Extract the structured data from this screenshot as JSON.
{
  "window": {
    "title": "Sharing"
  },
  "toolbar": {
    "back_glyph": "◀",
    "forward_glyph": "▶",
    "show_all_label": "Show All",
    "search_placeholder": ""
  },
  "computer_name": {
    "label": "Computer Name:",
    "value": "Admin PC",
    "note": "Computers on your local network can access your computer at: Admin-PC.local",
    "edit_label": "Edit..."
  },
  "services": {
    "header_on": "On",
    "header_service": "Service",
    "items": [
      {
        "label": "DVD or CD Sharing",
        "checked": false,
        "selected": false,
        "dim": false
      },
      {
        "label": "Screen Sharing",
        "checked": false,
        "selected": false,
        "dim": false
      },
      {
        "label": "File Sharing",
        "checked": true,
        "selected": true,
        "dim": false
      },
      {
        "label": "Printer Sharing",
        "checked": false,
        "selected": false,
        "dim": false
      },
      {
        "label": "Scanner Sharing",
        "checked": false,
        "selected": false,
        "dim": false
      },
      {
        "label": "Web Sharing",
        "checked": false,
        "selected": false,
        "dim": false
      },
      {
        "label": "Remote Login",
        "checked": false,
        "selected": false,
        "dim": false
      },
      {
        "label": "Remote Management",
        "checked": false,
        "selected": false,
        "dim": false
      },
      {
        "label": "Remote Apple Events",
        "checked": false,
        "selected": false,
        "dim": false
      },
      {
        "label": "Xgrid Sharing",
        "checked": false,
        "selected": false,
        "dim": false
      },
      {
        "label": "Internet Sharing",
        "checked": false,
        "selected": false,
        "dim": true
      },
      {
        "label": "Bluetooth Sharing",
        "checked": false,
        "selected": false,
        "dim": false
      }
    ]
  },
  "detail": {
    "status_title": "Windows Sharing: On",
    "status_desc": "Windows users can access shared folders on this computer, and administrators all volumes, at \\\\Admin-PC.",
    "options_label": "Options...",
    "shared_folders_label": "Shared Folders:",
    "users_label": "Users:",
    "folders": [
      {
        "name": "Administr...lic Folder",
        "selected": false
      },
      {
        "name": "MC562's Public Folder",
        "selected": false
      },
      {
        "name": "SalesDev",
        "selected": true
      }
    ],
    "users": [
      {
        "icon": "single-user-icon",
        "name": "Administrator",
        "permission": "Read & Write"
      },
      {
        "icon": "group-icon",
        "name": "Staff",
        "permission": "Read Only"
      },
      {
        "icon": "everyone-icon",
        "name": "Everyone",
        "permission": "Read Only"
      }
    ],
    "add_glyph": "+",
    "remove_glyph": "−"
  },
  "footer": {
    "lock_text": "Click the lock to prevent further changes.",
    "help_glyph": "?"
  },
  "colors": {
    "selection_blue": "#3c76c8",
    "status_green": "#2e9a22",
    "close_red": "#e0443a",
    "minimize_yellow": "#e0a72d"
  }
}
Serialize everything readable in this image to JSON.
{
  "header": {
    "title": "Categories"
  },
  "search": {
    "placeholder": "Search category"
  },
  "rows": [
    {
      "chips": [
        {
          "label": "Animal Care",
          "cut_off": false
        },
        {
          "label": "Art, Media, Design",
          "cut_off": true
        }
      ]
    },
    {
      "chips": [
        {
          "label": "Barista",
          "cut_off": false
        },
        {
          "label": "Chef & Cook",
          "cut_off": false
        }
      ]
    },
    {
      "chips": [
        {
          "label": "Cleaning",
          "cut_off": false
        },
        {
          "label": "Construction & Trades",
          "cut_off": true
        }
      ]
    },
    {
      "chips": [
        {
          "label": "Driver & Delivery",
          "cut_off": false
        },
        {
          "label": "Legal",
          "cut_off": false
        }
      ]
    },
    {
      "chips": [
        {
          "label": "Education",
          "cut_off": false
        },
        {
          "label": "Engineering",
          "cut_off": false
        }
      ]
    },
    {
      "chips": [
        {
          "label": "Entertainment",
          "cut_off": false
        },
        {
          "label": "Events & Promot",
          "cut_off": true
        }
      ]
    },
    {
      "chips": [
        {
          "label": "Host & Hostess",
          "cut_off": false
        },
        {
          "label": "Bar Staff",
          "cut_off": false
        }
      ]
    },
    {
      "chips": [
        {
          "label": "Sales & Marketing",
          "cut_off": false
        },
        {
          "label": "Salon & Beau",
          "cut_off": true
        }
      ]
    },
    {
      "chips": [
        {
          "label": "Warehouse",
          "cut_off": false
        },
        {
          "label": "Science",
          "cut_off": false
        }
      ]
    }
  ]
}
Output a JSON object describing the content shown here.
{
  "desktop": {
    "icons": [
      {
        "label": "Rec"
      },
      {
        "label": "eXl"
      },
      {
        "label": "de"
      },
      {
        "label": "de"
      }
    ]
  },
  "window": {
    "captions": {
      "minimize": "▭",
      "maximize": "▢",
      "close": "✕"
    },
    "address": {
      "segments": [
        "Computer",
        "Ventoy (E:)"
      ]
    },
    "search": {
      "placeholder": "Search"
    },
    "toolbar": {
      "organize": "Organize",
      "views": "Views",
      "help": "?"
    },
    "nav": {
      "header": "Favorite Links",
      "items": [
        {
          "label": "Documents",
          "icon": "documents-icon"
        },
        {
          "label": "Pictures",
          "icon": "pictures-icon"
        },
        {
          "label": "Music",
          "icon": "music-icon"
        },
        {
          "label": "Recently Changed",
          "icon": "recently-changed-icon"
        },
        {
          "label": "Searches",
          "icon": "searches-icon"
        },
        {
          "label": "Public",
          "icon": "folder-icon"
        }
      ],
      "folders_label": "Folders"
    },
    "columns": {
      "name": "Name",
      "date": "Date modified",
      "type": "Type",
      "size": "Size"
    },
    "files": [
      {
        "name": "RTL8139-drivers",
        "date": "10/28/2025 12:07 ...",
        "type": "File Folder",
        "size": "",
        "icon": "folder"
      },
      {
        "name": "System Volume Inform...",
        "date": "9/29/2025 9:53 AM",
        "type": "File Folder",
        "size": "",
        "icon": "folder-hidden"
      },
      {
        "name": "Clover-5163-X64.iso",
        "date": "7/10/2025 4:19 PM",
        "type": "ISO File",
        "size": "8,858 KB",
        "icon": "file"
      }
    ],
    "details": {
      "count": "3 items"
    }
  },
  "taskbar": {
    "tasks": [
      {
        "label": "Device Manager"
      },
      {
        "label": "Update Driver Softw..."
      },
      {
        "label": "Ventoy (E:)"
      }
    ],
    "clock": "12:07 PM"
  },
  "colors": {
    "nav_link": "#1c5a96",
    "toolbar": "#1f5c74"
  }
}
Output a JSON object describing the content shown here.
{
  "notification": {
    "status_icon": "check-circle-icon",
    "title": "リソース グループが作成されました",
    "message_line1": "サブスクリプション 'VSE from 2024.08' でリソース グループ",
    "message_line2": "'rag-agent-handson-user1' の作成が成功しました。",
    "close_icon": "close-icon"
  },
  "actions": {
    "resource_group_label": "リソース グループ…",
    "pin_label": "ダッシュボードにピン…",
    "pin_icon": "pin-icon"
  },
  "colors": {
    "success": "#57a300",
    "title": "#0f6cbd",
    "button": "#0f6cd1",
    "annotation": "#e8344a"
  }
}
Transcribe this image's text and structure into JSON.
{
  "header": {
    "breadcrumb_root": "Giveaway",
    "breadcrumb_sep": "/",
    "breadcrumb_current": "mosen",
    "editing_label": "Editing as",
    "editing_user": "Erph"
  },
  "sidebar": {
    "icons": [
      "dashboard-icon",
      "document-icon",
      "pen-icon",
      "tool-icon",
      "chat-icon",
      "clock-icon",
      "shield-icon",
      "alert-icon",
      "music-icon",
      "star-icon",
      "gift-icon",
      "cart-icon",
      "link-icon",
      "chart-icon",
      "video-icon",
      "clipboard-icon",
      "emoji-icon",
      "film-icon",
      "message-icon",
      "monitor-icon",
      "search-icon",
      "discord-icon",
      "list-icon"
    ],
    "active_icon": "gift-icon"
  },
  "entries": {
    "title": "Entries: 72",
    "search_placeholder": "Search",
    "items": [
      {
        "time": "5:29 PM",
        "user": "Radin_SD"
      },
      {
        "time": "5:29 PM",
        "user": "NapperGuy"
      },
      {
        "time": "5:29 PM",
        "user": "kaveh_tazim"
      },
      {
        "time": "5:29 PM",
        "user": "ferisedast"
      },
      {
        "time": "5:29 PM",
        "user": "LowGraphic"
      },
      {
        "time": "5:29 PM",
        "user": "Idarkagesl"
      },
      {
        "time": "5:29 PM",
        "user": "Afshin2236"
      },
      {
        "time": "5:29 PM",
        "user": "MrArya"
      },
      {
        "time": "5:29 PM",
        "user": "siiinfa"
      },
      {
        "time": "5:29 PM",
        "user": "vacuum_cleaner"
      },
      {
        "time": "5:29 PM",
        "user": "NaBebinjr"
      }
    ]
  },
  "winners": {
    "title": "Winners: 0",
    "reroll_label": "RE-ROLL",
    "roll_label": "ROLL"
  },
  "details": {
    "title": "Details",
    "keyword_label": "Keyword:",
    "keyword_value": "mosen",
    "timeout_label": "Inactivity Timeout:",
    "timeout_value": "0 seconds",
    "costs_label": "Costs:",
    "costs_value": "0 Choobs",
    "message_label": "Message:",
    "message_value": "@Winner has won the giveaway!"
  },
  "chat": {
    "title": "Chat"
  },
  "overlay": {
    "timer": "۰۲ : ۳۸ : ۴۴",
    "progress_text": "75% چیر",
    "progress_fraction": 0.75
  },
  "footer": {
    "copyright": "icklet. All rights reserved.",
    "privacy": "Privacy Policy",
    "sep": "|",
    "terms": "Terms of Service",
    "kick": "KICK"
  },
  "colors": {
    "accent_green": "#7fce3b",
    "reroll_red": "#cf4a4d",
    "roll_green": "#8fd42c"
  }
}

=======

# Directions for this task
List every line above containing the word "from".

# Response to this task
Extract the structured data from this screenshot as JSON.
    "message_line1": "サブスクリプション 'VSE from 2024.08' でリソース グループ",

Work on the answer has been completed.